Drop the pictures, then extract the listing word for word.

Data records
========
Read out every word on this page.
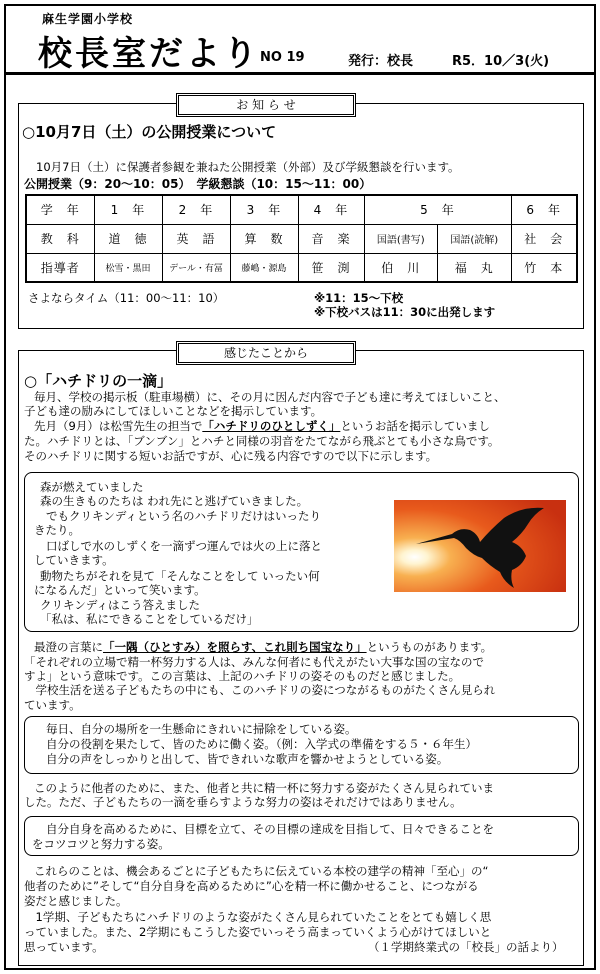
麻生学園小学校
校長室だより NO 19	発行：校長	R5．10／3(火)
お 知 ら せ
○10月7日（土）の公開授業について
10月7日（土）に保護者参観を兼ねた公開授業（外部）及び学級懇談を行います。
公開授業（9：20～10：05）　学級懇談（10：15～11：00）
学　年	1　年	2　年	3　年	4　年	5　年		6　年
教　科	道　徳	英　語	算　数	音　楽	国語(書写)	国語(読解)	社　会
指導者	松雪・黒田	デール・有冨	藤嶋・源島	笹　渕	伯　川	福　丸	竹　本
さよならタイム（11：00～11：10）	※11：15～下校
※下校バスは11：30に出発します
感じたことから
○「ハチドリの一滴」
毎月、学校の掲示板（駐車場横）に、その月に因んだ内容で子ども達に考えてほしいこと、
子ども達の励みにしてほしいことなどを掲示しています。
先月（9月）は松雪先生の担当で「ハチドリのひとしずく」というお話を掲示していまし
た。ハチドリとは、「ブンブン」とハチと同様の羽音をたてながら飛ぶとても小さな鳥です。
そのハチドリに関する短いお話ですが、心に残る内容ですので以下に示します。
森が燃えていました
森の生きものたちは われ先にと逃げていきました。
でもクリキンディという名のハチドリだけはいったり
きたり。
口ばしで水のしずくを一滴ずつ運んでは火の上に落と
していきます。
動物たちがそれを見て「そんなことをして いったい何
になるんだ」といって笑います。
クリキンディはこう答えました
「私は、私にできることをしているだけ」
最澄の言葉に「一隅（ひとすみ）を照らす、これ則ち国宝なり」というものがあります。
「それぞれの立場で精一杯努力する人は、みんな何者にも代えがたい大事な国の宝なので
すよ」という意味です。この言葉は、上記のハチドリの姿そのものだと感じました。
　学校生活を送る子どもたちの中にも、このハチドリの姿につながるものがたくさん見られ
ています。
毎日、自分の場所を一生懸命にきれいに掃除をしている姿。
自分の役割を果たして、皆のために働く姿。（例：入学式の準備をする５・６年生）
自分の声をしっかりと出して、皆できれいな歌声を響かせようとしている姿。
このように他者のために、また、他者と共に精一杯に努力する姿がたくさん見られていま
した。ただ、子どもたちの一滴を垂らすような努力の姿はそれだけではありません。
自分自身を高めるために、目標を立て、その目標の達成を目指して、日々できることを
をコツコツと努力する姿。
これらのことは、機会あるごとに子どもたちに伝えている本校の建学の精神「至心」の“
他者のために”そして“自分自身を高めるために”心を精一杯に働かせること、につながる
姿だと感じました。
　1学期、子どもたちにハチドリのような姿がたくさん見られていたことをとても嬉しく思
っていました。また、2学期にもこうした姿でいっそう高まっていくよう心がけてほしいと
思っています。	（１学期終業式の「校長」の話より）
========
| Output for this exercise |
Read out every word on this page.
麻生学園小学校
校長室だより NO 19	発行：校長	R5．10／3(火)
お 知 ら せ
○10月7日（土）の公開授業について
10月7日（土）に保護者参観を兼ねた公開授業（外部）及び学級懇談を行います。
公開授業（9：20～10：05）　学級懇談（10：15～11：00）
学　年	1　年	2　年	3　年	4　年	5　年		6　年
教　科	道　徳	英　語	算　数	音　楽	国語(書写)	国語(読解)	社　会
指導者	松雪・黒田	デール・有冨	藤嶋・源島	笹　渕	伯　川	福　丸	竹　本
さよならタイム（11：00～11：10）	※11：15～下校
※下校バスは11：30に出発します
感じたことから
○「ハチドリの一滴」
毎月、学校の掲示板（駐車場横）に、その月に因んだ内容で子ども達に考えてほしいこと、
子ども達の励みにしてほしいことなどを掲示しています。
先月（9月）は松雪先生の担当で「ハチドリのひとしずく」というお話を掲示していまし
た。ハチドリとは、「ブンブン」とハチと同様の羽音をたてながら飛ぶとても小さな鳥です。
そのハチドリに関する短いお話ですが、心に残る内容ですので以下に示します。
森が燃えていました
森の生きものたちは われ先にと逃げていきました。
でもクリキンディという名のハチドリだけはいったり
きたり。
口ばしで水のしずくを一滴ずつ運んでは火の上に落と
していきます。
動物たちがそれを見て「そんなことをして いったい何
になるんだ」といって笑います。
クリキンディはこう答えました
「私は、私にできることをしているだけ」
最澄の言葉に「一隅（ひとすみ）を照らす、これ則ち国宝なり」というものがあります。
「それぞれの立場で精一杯努力する人は、みんな何者にも代えがたい大事な国の宝なので
すよ」という意味です。この言葉は、上記のハチドリの姿そのものだと感じました。
　学校生活を送る子どもたちの中にも、このハチドリの姿につながるものがたくさん見られ
ています。
毎日、自分の場所を一生懸命にきれいに掃除をしている姿。
自分の役割を果たして、皆のために働く姿。（例：入学式の準備をする５・６年生）
自分の声をしっかりと出して、皆できれいな歌声を響かせようとしている姿。
このように他者のために、また、他者と共に精一杯に努力する姿がたくさん見られていま
した。ただ、子どもたちの一滴を垂らすような努力の姿はそれだけではありません。
自分自身を高めるために、目標を立て、その目標の達成を目指して、日々できることを
をコツコツと努力する姿。
これらのことは、機会あるごとに子どもたちに伝えている本校の建学の精神「至心」の“
他者のために”そして“自分自身を高めるために”心を精一杯に働かせること、につながる
姿だと感じました。
　1学期、子どもたちにハチドリのような姿がたくさん見られていたことをとても嬉しく思
っていました。また、2学期にもこうした姿でいっそう高まっていくよう心がけてほしいと
思っています。	（１学期終業式の「校長」の話より）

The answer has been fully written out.